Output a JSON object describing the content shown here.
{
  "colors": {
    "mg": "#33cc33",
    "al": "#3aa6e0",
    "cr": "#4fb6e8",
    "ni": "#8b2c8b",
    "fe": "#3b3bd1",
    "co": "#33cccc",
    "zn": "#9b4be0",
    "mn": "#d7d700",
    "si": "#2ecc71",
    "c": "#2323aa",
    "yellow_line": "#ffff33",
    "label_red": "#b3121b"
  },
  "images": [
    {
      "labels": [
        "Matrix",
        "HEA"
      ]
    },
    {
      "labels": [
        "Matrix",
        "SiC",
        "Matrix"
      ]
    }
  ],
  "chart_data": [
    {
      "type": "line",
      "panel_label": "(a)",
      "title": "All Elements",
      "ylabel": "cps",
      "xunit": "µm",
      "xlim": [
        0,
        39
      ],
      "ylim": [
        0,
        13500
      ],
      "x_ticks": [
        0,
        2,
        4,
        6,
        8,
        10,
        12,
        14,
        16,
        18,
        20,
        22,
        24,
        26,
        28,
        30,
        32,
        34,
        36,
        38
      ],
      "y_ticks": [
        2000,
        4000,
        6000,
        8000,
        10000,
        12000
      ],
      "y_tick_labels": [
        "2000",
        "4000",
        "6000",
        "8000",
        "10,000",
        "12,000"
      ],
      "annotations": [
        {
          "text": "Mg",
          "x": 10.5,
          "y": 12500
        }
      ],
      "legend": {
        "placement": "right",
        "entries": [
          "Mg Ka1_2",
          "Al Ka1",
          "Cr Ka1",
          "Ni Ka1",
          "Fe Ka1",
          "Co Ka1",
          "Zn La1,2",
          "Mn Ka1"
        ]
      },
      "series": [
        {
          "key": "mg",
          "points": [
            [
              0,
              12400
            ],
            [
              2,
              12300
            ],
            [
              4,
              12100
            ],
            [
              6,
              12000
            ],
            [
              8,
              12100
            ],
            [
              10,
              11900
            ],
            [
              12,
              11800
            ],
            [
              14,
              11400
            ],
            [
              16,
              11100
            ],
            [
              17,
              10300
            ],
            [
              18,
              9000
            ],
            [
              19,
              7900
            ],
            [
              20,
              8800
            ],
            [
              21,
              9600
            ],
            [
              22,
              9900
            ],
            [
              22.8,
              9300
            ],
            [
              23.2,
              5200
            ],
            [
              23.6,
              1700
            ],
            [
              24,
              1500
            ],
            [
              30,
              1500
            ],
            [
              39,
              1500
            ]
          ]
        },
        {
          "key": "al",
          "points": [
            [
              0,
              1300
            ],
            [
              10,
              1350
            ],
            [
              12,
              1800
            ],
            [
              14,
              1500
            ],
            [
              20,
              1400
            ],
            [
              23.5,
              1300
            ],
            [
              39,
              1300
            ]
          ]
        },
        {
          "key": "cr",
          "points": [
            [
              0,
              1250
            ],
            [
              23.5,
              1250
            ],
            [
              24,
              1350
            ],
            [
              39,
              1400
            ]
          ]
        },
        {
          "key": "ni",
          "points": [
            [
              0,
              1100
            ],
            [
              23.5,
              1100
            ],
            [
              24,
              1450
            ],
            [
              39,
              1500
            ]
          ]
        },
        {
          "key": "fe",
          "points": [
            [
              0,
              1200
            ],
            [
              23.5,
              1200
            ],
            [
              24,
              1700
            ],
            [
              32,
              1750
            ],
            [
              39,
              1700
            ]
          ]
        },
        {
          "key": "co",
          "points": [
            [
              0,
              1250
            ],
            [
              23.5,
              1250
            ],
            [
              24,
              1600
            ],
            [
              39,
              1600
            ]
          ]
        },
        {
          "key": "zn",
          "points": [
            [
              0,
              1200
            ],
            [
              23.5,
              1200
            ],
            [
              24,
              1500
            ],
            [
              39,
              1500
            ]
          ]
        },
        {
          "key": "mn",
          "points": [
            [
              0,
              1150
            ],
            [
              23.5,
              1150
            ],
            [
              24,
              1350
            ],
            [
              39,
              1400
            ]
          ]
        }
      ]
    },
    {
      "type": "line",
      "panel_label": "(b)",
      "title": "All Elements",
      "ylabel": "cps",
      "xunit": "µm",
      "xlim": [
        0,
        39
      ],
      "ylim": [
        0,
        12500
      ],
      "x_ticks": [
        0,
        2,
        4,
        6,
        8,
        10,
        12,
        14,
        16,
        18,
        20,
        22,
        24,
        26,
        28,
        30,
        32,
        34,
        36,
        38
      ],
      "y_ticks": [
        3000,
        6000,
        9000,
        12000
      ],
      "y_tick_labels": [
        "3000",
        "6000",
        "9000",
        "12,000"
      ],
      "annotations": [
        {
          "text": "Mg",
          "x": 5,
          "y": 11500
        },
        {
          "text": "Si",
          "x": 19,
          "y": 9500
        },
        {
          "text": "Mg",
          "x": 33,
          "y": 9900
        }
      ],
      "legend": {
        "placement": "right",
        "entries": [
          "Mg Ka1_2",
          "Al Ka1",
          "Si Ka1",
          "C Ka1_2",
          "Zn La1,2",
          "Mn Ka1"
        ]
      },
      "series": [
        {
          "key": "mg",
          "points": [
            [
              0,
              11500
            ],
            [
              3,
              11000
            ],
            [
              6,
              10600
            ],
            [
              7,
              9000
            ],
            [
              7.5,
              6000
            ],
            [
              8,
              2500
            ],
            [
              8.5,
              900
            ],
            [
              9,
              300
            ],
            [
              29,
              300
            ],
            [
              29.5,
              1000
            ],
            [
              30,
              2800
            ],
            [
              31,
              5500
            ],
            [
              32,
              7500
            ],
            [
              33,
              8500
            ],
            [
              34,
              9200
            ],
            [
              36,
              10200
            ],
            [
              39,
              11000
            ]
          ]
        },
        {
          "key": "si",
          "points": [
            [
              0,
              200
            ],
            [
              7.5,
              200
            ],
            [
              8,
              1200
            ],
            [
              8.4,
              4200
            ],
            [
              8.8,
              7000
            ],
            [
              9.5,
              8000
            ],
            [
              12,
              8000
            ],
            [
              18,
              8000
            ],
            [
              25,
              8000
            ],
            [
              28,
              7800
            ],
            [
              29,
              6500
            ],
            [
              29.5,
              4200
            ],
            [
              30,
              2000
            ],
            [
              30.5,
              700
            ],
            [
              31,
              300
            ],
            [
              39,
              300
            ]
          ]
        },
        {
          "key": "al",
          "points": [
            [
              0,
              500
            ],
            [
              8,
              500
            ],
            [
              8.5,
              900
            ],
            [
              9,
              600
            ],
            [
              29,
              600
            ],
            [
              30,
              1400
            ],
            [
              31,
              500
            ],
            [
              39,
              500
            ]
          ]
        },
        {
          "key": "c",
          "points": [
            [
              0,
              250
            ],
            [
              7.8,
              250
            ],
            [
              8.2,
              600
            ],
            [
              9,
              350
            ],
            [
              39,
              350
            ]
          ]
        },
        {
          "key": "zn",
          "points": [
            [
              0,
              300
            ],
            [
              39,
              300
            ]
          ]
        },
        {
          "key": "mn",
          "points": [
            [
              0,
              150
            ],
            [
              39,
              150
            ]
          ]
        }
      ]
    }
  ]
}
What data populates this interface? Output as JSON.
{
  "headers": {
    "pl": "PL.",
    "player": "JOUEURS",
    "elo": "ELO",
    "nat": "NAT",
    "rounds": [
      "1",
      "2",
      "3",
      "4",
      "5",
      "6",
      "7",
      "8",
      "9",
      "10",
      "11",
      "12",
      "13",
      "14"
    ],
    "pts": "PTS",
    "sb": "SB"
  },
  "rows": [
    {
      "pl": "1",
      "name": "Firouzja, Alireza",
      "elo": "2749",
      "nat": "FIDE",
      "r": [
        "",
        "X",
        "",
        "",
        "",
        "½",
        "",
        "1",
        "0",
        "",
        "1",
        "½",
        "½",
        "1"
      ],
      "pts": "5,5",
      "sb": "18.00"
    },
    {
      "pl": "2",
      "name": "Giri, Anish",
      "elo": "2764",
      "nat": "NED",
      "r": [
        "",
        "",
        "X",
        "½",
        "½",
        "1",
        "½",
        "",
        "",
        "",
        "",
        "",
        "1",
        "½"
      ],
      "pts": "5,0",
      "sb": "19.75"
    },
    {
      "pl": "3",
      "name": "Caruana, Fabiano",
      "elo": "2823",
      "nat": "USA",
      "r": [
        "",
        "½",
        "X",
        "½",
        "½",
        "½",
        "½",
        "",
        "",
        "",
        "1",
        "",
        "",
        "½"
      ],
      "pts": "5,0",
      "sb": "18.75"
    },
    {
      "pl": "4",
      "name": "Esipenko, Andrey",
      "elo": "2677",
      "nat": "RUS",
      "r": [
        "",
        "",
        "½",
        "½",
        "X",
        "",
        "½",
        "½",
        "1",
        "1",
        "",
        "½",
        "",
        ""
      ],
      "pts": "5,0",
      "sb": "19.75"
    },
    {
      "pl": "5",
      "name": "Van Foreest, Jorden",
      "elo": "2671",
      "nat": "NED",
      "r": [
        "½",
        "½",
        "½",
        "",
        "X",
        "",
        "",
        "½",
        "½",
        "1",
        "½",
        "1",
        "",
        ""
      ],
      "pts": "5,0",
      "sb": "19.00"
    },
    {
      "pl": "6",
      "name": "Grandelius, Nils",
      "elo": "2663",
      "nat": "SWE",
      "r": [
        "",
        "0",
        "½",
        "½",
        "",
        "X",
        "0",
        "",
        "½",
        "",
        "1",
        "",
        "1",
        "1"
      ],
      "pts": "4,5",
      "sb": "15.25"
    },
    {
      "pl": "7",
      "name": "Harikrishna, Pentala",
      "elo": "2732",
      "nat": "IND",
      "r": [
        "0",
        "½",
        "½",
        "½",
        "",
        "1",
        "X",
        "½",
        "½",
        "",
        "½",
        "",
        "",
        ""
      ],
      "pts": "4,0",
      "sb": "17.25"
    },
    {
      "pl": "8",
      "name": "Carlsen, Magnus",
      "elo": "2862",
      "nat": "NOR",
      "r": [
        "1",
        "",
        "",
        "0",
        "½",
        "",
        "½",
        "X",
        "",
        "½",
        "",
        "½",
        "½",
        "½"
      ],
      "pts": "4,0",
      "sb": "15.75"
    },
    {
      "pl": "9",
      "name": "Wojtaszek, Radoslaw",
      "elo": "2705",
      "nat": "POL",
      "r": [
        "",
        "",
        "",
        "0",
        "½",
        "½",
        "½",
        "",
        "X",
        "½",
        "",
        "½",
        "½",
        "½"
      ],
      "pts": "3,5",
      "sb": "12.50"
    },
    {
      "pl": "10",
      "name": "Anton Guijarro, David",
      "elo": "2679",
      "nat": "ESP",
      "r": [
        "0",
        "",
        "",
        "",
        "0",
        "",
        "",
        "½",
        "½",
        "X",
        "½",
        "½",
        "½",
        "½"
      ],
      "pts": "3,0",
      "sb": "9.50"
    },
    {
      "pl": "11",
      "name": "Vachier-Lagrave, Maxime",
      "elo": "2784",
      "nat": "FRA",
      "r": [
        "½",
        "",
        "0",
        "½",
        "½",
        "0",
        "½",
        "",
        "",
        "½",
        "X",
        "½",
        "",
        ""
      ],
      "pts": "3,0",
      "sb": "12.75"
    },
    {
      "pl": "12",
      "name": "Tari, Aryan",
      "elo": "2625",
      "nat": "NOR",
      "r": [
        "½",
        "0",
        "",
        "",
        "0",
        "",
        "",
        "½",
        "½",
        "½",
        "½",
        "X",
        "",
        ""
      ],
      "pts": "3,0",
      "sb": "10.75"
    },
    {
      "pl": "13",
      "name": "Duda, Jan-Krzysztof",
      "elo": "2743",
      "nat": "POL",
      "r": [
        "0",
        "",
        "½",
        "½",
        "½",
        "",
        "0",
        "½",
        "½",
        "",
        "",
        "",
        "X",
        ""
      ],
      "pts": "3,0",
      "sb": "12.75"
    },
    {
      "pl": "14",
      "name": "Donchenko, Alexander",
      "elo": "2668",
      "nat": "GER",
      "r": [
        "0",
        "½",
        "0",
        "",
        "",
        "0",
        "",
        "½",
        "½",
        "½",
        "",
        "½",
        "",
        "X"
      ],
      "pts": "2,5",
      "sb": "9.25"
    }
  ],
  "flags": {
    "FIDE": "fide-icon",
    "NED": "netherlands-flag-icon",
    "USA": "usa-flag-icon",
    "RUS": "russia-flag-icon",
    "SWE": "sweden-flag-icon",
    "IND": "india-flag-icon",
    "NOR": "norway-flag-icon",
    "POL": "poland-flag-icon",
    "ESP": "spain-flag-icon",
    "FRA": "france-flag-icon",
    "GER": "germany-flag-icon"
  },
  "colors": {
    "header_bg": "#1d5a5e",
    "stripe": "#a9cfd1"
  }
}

**CHALLENGE:**
Review the preceding data and report every line that includes the string "icon".

**ANSWER FOR THE TASK:**
    "FIDE": "fide-icon",
    "NED": "netherlands-flag-icon",
    "USA": "usa-flag-icon",
    "RUS": "russia-flag-icon",
    "SWE": "sweden-flag-icon",
    "IND": "india-flag-icon",
    "NOR": "norway-flag-icon",
    "POL": "poland-flag-icon",
    "ESP": "spain-flag-icon",
    "FRA": "france-flag-icon",
    "GER": "germany-flag-icon"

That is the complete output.